* [Aim] Repeat the entire listing exactly.

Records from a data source
━━━━━━━━━━━━━━━━━━━━━━━━━━━━━━

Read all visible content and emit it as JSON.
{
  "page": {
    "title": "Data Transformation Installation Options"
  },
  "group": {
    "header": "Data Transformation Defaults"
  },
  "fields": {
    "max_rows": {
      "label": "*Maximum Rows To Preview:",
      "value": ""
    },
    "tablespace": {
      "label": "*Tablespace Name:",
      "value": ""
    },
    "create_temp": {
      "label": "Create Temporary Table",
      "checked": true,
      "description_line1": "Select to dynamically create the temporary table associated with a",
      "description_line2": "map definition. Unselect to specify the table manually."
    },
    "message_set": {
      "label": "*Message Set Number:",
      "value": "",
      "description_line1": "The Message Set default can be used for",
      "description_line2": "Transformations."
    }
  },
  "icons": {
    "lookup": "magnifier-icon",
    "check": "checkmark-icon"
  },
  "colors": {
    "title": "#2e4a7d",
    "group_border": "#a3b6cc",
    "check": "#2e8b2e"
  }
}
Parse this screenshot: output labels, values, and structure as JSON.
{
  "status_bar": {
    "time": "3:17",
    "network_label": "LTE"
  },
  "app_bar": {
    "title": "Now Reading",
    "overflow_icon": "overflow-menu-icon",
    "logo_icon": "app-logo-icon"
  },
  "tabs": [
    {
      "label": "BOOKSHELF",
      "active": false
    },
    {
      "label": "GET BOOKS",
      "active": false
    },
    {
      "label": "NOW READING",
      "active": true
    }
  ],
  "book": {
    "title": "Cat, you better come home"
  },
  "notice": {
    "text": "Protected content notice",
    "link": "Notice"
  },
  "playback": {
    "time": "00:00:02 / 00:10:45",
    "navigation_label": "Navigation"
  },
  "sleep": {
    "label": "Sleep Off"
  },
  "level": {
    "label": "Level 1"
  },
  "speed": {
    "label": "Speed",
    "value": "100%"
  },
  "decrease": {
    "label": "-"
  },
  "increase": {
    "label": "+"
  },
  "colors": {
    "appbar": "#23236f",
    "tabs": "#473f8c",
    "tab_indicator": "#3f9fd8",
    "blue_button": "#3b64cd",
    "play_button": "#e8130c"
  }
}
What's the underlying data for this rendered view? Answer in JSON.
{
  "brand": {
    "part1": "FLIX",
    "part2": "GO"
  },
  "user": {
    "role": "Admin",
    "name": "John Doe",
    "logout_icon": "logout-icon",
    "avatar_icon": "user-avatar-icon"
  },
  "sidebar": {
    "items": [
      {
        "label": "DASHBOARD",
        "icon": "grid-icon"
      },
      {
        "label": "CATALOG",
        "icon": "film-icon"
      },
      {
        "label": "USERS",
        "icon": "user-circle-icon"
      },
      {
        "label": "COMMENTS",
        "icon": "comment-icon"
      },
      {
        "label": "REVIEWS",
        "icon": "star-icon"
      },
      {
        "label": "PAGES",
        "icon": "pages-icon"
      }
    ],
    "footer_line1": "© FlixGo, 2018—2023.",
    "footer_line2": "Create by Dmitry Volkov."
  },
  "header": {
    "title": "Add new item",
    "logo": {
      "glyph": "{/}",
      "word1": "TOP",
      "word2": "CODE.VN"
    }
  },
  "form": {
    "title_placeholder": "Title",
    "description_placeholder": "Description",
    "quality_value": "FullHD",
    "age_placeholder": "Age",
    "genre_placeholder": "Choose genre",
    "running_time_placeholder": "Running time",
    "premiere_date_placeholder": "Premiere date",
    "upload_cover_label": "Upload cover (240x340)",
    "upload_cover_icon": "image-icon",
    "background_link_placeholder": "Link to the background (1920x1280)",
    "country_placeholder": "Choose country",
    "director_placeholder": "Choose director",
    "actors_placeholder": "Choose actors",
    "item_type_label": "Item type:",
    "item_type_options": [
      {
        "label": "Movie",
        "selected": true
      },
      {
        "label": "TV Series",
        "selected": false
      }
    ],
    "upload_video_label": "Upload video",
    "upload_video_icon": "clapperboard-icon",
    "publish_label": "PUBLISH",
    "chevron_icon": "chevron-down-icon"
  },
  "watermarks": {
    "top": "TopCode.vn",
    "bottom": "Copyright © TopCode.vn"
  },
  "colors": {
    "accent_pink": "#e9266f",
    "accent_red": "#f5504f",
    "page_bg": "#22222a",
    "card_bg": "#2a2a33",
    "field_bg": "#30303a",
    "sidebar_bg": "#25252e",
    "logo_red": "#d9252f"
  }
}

━━━━━━━━━━━━━━━━━━━━━━━━━━━━━━

* [Completed task]
Read all visible content and emit it as JSON.
{
  "page": {
    "title": "Data Transformation Installation Options"
  },
  "group": {
    "header": "Data Transformation Defaults"
  },
  "fields": {
    "max_rows": {
      "label": "*Maximum Rows To Preview:",
      "value": ""
    },
    "tablespace": {
      "label": "*Tablespace Name:",
      "value": ""
    },
    "create_temp": {
      "label": "Create Temporary Table",
      "checked": true,
      "description_line1": "Select to dynamically create the temporary table associated with a",
      "description_line2": "map definition. Unselect to specify the table manually."
    },
    "message_set": {
      "label": "*Message Set Number:",
      "value": "",
      "description_line1": "The Message Set default can be used for",
      "description_line2": "Transformations."
    }
  },
  "icons": {
    "lookup": "magnifier-icon",
    "check": "checkmark-icon"
  },
  "colors": {
    "title": "#2e4a7d",
    "group_border": "#a3b6cc",
    "check": "#2e8b2e"
  }
}
Parse this screenshot: output labels, values, and structure as JSON.
{
  "status_bar": {
    "time": "3:17",
    "network_label": "LTE"
  },
  "app_bar": {
    "title": "Now Reading",
    "overflow_icon": "overflow-menu-icon",
    "logo_icon": "app-logo-icon"
  },
  "tabs": [
    {
      "label": "BOOKSHELF",
      "active": false
    },
    {
      "label": "GET BOOKS",
      "active": false
    },
    {
      "label": "NOW READING",
      "active": true
    }
  ],
  "book": {
    "title": "Cat, you better come home"
  },
  "notice": {
    "text": "Protected content notice",
    "link": "Notice"
  },
  "playback": {
    "time": "00:00:02 / 00:10:45",
    "navigation_label": "Navigation"
  },
  "sleep": {
    "label": "Sleep Off"
  },
  "level": {
    "label": "Level 1"
  },
  "speed": {
    "label": "Speed",
    "value": "100%"
  },
  "decrease": {
    "label": "-"
  },
  "increase": {
    "label": "+"
  },
  "colors": {
    "appbar": "#23236f",
    "tabs": "#473f8c",
    "tab_indicator": "#3f9fd8",
    "blue_button": "#3b64cd",
    "play_button": "#e8130c"
  }
}
What's the underlying data for this rendered view? Answer in JSON.
{
  "brand": {
    "part1": "FLIX",
    "part2": "GO"
  },
  "user": {
    "role": "Admin",
    "name": "John Doe",
    "logout_icon": "logout-icon",
    "avatar_icon": "user-avatar-icon"
  },
  "sidebar": {
    "items": [
      {
        "label": "DASHBOARD",
        "icon": "grid-icon"
      },
      {
        "label": "CATALOG",
        "icon": "film-icon"
      },
      {
        "label": "USERS",
        "icon": "user-circle-icon"
      },
      {
        "label": "COMMENTS",
        "icon": "comment-icon"
      },
      {
        "label": "REVIEWS",
        "icon": "star-icon"
      },
      {
        "label": "PAGES",
        "icon": "pages-icon"
      }
    ],
    "footer_line1": "© FlixGo, 2018—2023.",
    "footer_line2": "Create by Dmitry Volkov."
  },
  "header": {
    "title": "Add new item",
    "logo": {
      "glyph": "{/}",
      "word1": "TOP",
      "word2": "CODE.VN"
    }
  },
  "form": {
    "title_placeholder": "Title",
    "description_placeholder": "Description",
    "quality_value": "FullHD",
    "age_placeholder": "Age",
    "genre_placeholder": "Choose genre",
    "running_time_placeholder": "Running time",
    "premiere_date_placeholder": "Premiere date",
    "upload_cover_label": "Upload cover (240x340)",
    "upload_cover_icon": "image-icon",
    "background_link_placeholder": "Link to the background (1920x1280)",
    "country_placeholder": "Choose country",
    "director_placeholder": "Choose director",
    "actors_placeholder": "Choose actors",
    "item_type_label": "Item type:",
    "item_type_options": [
      {
        "label": "Movie",
        "selected": true
      },
      {
        "label": "TV Series",
        "selected": false
      }
    ],
    "upload_video_label": "Upload video",
    "upload_video_icon": "clapperboard-icon",
    "publish_label": "PUBLISH",
    "chevron_icon": "chevron-down-icon"
  },
  "watermarks": {
    "top": "TopCode.vn",
    "bottom": "Copyright © TopCode.vn"
  },
  "colors": {
    "accent_pink": "#e9266f",
    "accent_red": "#f5504f",
    "page_bg": "#22222a",
    "card_bg": "#2a2a33",
    "field_bg": "#30303a",
    "sidebar_bg": "#25252e",
    "logo_red": "#d9252f"
  }
}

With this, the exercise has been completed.